EXERCISE:
Count how many lines of the data include "extensions". The answer is that number and nothing else.

━━━━━ TASK MATERIAL ━━━━━

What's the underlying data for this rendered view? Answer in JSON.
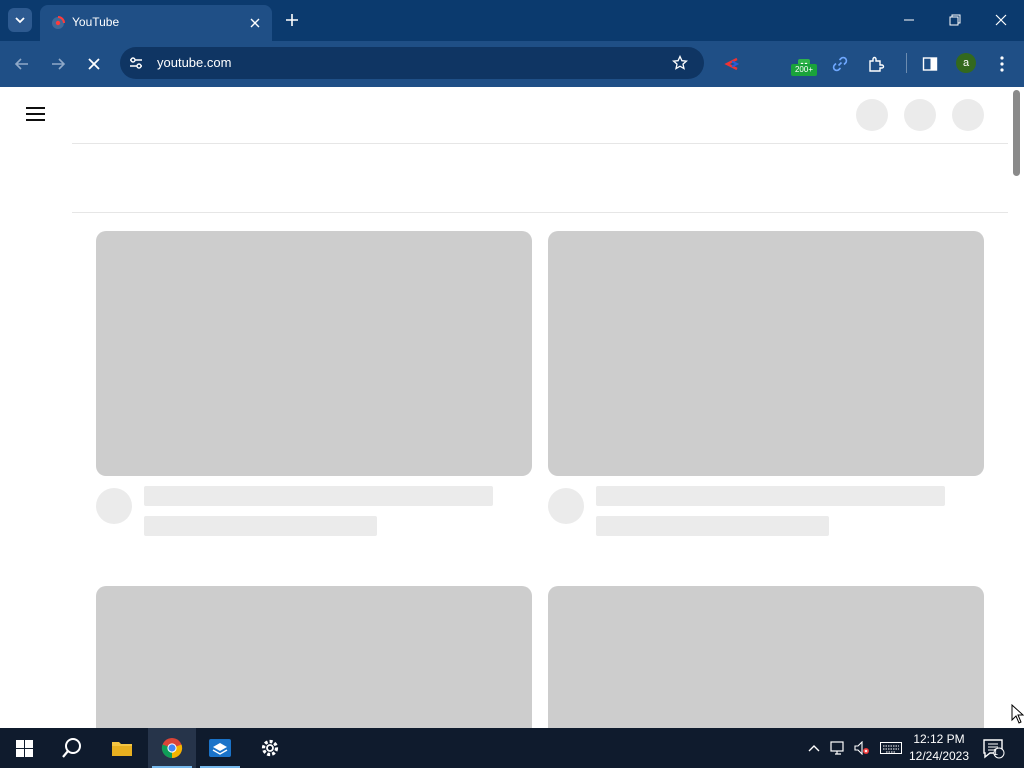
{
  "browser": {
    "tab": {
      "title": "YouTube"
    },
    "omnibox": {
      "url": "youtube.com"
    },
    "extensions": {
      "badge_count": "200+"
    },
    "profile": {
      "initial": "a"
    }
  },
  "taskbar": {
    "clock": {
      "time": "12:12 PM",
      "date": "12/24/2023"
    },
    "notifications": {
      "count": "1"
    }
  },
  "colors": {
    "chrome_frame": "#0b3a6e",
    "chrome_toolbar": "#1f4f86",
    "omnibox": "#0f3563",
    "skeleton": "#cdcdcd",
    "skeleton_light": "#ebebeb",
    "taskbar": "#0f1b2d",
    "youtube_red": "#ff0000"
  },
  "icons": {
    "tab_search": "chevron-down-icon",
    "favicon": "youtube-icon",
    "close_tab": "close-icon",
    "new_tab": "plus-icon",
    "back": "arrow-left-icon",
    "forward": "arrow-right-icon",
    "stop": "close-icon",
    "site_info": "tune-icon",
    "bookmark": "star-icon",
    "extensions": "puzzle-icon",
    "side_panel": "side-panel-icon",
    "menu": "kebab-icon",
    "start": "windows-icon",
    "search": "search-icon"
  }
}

━━━━━

RESULT BELOW:
2